[Rows from a figure dataset]
☆ ☆ ☆ ☆ ☆ ☆ ☆
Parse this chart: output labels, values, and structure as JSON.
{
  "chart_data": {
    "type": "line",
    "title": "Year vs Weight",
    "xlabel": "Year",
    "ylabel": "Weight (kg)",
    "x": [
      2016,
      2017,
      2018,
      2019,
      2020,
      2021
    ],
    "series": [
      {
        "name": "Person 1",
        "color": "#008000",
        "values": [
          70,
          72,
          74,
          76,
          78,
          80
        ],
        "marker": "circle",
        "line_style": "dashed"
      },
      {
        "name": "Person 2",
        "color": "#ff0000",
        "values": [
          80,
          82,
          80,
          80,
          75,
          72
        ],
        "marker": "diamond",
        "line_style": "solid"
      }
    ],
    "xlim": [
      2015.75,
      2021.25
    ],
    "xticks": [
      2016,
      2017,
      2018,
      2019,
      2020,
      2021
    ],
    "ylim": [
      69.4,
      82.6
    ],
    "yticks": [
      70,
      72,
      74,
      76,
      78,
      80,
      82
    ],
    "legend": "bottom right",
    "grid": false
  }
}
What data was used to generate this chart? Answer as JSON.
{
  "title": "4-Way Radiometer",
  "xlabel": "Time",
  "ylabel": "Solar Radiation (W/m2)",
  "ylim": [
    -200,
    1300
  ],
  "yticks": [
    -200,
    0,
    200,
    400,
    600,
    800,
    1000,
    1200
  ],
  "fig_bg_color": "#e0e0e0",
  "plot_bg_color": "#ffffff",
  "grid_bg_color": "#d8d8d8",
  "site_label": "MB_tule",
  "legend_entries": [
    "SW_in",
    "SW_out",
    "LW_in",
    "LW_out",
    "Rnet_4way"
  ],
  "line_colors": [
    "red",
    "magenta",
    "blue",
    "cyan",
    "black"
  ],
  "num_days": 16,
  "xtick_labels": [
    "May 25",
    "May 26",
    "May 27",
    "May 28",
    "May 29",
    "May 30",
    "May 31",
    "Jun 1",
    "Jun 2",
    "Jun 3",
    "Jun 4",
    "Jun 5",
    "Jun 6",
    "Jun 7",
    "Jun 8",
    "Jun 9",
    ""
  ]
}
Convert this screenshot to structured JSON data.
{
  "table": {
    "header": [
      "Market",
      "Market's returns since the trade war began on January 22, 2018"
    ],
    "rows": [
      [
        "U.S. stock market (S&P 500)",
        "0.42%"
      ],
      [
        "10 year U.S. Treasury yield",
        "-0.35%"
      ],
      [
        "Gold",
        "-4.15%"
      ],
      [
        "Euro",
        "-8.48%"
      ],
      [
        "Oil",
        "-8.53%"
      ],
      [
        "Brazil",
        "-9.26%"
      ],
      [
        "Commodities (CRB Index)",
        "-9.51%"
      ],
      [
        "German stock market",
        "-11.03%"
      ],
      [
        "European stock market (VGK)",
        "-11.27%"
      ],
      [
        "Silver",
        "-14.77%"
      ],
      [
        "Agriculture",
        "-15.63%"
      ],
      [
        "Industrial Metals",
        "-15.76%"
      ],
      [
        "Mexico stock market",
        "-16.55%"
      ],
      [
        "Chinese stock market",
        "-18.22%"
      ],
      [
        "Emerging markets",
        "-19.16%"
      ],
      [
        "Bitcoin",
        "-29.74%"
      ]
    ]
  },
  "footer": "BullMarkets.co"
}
☆ ☆ ☆ ☆ ☆ ☆ ☆
• Required task: Work out how many lines in the records above contain the word "this", and reply with that number alone.

• Completed task: 3